Set each entry down verbatim, omitting images.

Items from a figure collection
>> START

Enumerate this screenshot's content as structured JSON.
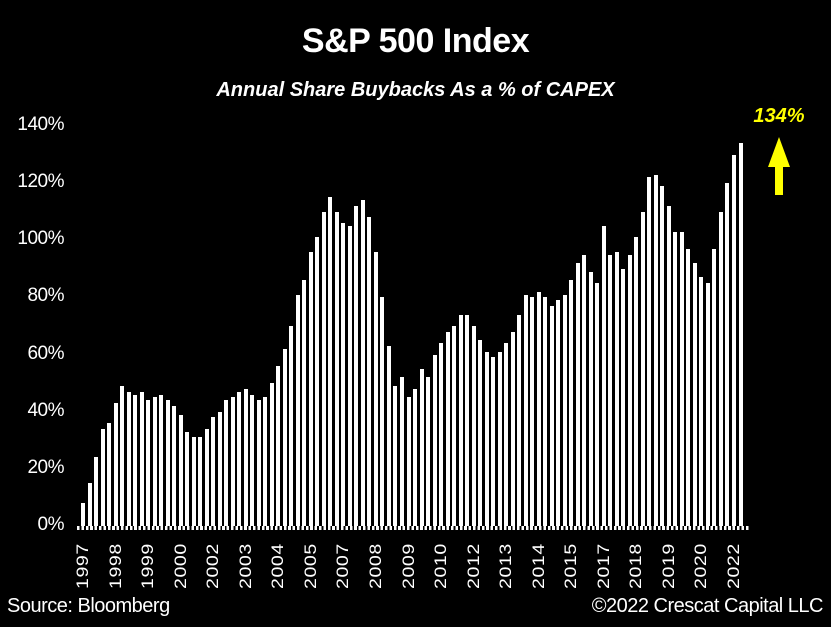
{
  "header": {
    "title": "S&P 500 Index",
    "subtitle": "Annual Share Buybacks As a % of CAPEX"
  },
  "footer": {
    "source": "Source: Bloomberg",
    "copyright": "©2022 Crescat Capital LLC"
  },
  "annotation": {
    "label": "134%",
    "arrow_icon": "up-arrow"
  },
  "colors": {
    "background": "#000000",
    "bar": "#FFFFFF",
    "text": "#FFFFFF",
    "accent": "#FFFF00"
  },
  "chart_data": {
    "type": "bar",
    "title": "S&P 500 Index",
    "subtitle": "Annual Share Buybacks As a % of CAPEX",
    "xlabel": "",
    "ylabel": "",
    "frequency": "quarterly",
    "start_period": "1997-Q1",
    "end_period": "2022-Q2",
    "categories": [
      "1997Q1",
      "1997Q2",
      "1997Q3",
      "1997Q4",
      "1998Q1",
      "1998Q2",
      "1998Q3",
      "1998Q4",
      "1999Q1",
      "1999Q2",
      "1999Q3",
      "1999Q4",
      "2000Q1",
      "2000Q2",
      "2000Q3",
      "2000Q4",
      "2001Q1",
      "2001Q2",
      "2001Q3",
      "2001Q4",
      "2002Q1",
      "2002Q2",
      "2002Q3",
      "2002Q4",
      "2003Q1",
      "2003Q2",
      "2003Q3",
      "2003Q4",
      "2004Q1",
      "2004Q2",
      "2004Q3",
      "2004Q4",
      "2005Q1",
      "2005Q2",
      "2005Q3",
      "2005Q4",
      "2006Q1",
      "2006Q2",
      "2006Q3",
      "2006Q4",
      "2007Q1",
      "2007Q2",
      "2007Q3",
      "2007Q4",
      "2008Q1",
      "2008Q2",
      "2008Q3",
      "2008Q4",
      "2009Q1",
      "2009Q2",
      "2009Q3",
      "2009Q4",
      "2010Q1",
      "2010Q2",
      "2010Q3",
      "2010Q4",
      "2011Q1",
      "2011Q2",
      "2011Q3",
      "2011Q4",
      "2012Q1",
      "2012Q2",
      "2012Q3",
      "2012Q4",
      "2013Q1",
      "2013Q2",
      "2013Q3",
      "2013Q4",
      "2014Q1",
      "2014Q2",
      "2014Q3",
      "2014Q4",
      "2015Q1",
      "2015Q2",
      "2015Q3",
      "2015Q4",
      "2016Q1",
      "2016Q2",
      "2016Q3",
      "2016Q4",
      "2017Q1",
      "2017Q2",
      "2017Q3",
      "2017Q4",
      "2018Q1",
      "2018Q2",
      "2018Q3",
      "2018Q4",
      "2019Q1",
      "2019Q2",
      "2019Q3",
      "2019Q4",
      "2020Q1",
      "2020Q2",
      "2020Q3",
      "2020Q4",
      "2021Q1",
      "2021Q2",
      "2021Q3",
      "2021Q4",
      "2022Q1",
      "2022Q2"
    ],
    "values": [
      8,
      15,
      24,
      34,
      36,
      43,
      49,
      47,
      46,
      47,
      44,
      45,
      46,
      44,
      42,
      39,
      33,
      31,
      31,
      34,
      38,
      40,
      44,
      45,
      47,
      48,
      46,
      44,
      45,
      50,
      56,
      62,
      70,
      81,
      86,
      96,
      101,
      110,
      115,
      110,
      106,
      105,
      112,
      114,
      108,
      96,
      80,
      63,
      49,
      52,
      45,
      48,
      55,
      52,
      60,
      64,
      68,
      70,
      74,
      74,
      70,
      65,
      61,
      59,
      61,
      64,
      68,
      74,
      81,
      80,
      82,
      80,
      77,
      79,
      81,
      86,
      92,
      95,
      89,
      85,
      105,
      95,
      96,
      90,
      95,
      101,
      110,
      122,
      123,
      119,
      112,
      103,
      103,
      97,
      92,
      87,
      85,
      97,
      110,
      120,
      130,
      134
    ],
    "x_tick_labels": [
      "1997",
      "1998",
      "1999",
      "2000",
      "2002",
      "2003",
      "2004",
      "2005",
      "2007",
      "2008",
      "2009",
      "2010",
      "2012",
      "2013",
      "2014",
      "2015",
      "2017",
      "2018",
      "2019",
      "2020",
      "2022"
    ],
    "x_tick_every_n_bars": 5,
    "y_tick_labels": [
      "0%",
      "20%",
      "40%",
      "60%",
      "80%",
      "100%",
      "120%",
      "140%"
    ],
    "ylim": [
      0,
      140
    ],
    "grid": "off",
    "legend": "none",
    "annotation": {
      "text": "134%",
      "applies_to": "2022Q2"
    }
  }
}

>> END

▶ _Result_
Enumerate this screenshot's content as structured JSON.
{
  "header": {
    "title": "S&P 500 Index",
    "subtitle": "Annual Share Buybacks As a % of CAPEX"
  },
  "footer": {
    "source": "Source: Bloomberg",
    "copyright": "©2022 Crescat Capital LLC"
  },
  "annotation": {
    "label": "134%",
    "arrow_icon": "up-arrow"
  },
  "colors": {
    "background": "#000000",
    "bar": "#FFFFFF",
    "text": "#FFFFFF",
    "accent": "#FFFF00"
  },
  "chart_data": {
    "type": "bar",
    "title": "S&P 500 Index",
    "subtitle": "Annual Share Buybacks As a % of CAPEX",
    "xlabel": "",
    "ylabel": "",
    "frequency": "quarterly",
    "start_period": "1997-Q1",
    "end_period": "2022-Q2",
    "categories": [
      "1997Q1",
      "1997Q2",
      "1997Q3",
      "1997Q4",
      "1998Q1",
      "1998Q2",
      "1998Q3",
      "1998Q4",
      "1999Q1",
      "1999Q2",
      "1999Q3",
      "1999Q4",
      "2000Q1",
      "2000Q2",
      "2000Q3",
      "2000Q4",
      "2001Q1",
      "2001Q2",
      "2001Q3",
      "2001Q4",
      "2002Q1",
      "2002Q2",
      "2002Q3",
      "2002Q4",
      "2003Q1",
      "2003Q2",
      "2003Q3",
      "2003Q4",
      "2004Q1",
      "2004Q2",
      "2004Q3",
      "2004Q4",
      "2005Q1",
      "2005Q2",
      "2005Q3",
      "2005Q4",
      "2006Q1",
      "2006Q2",
      "2006Q3",
      "2006Q4",
      "2007Q1",
      "2007Q2",
      "2007Q3",
      "2007Q4",
      "2008Q1",
      "2008Q2",
      "2008Q3",
      "2008Q4",
      "2009Q1",
      "2009Q2",
      "2009Q3",
      "2009Q4",
      "2010Q1",
      "2010Q2",
      "2010Q3",
      "2010Q4",
      "2011Q1",
      "2011Q2",
      "2011Q3",
      "2011Q4",
      "2012Q1",
      "2012Q2",
      "2012Q3",
      "2012Q4",
      "2013Q1",
      "2013Q2",
      "2013Q3",
      "2013Q4",
      "2014Q1",
      "2014Q2",
      "2014Q3",
      "2014Q4",
      "2015Q1",
      "2015Q2",
      "2015Q3",
      "2015Q4",
      "2016Q1",
      "2016Q2",
      "2016Q3",
      "2016Q4",
      "2017Q1",
      "2017Q2",
      "2017Q3",
      "2017Q4",
      "2018Q1",
      "2018Q2",
      "2018Q3",
      "2018Q4",
      "2019Q1",
      "2019Q2",
      "2019Q3",
      "2019Q4",
      "2020Q1",
      "2020Q2",
      "2020Q3",
      "2020Q4",
      "2021Q1",
      "2021Q2",
      "2021Q3",
      "2021Q4",
      "2022Q1",
      "2022Q2"
    ],
    "values": [
      8,
      15,
      24,
      34,
      36,
      43,
      49,
      47,
      46,
      47,
      44,
      45,
      46,
      44,
      42,
      39,
      33,
      31,
      31,
      34,
      38,
      40,
      44,
      45,
      47,
      48,
      46,
      44,
      45,
      50,
      56,
      62,
      70,
      81,
      86,
      96,
      101,
      110,
      115,
      110,
      106,
      105,
      112,
      114,
      108,
      96,
      80,
      63,
      49,
      52,
      45,
      48,
      55,
      52,
      60,
      64,
      68,
      70,
      74,
      74,
      70,
      65,
      61,
      59,
      61,
      64,
      68,
      74,
      81,
      80,
      82,
      80,
      77,
      79,
      81,
      86,
      92,
      95,
      89,
      85,
      105,
      95,
      96,
      90,
      95,
      101,
      110,
      122,
      123,
      119,
      112,
      103,
      103,
      97,
      92,
      87,
      85,
      97,
      110,
      120,
      130,
      134
    ],
    "x_tick_labels": [
      "1997",
      "1998",
      "1999",
      "2000",
      "2002",
      "2003",
      "2004",
      "2005",
      "2007",
      "2008",
      "2009",
      "2010",
      "2012",
      "2013",
      "2014",
      "2015",
      "2017",
      "2018",
      "2019",
      "2020",
      "2022"
    ],
    "x_tick_every_n_bars": 5,
    "y_tick_labels": [
      "0%",
      "20%",
      "40%",
      "60%",
      "80%",
      "100%",
      "120%",
      "140%"
    ],
    "ylim": [
      0,
      140
    ],
    "grid": "off",
    "legend": "none",
    "annotation": {
      "text": "134%",
      "applies_to": "2022Q2"
    }
  }
}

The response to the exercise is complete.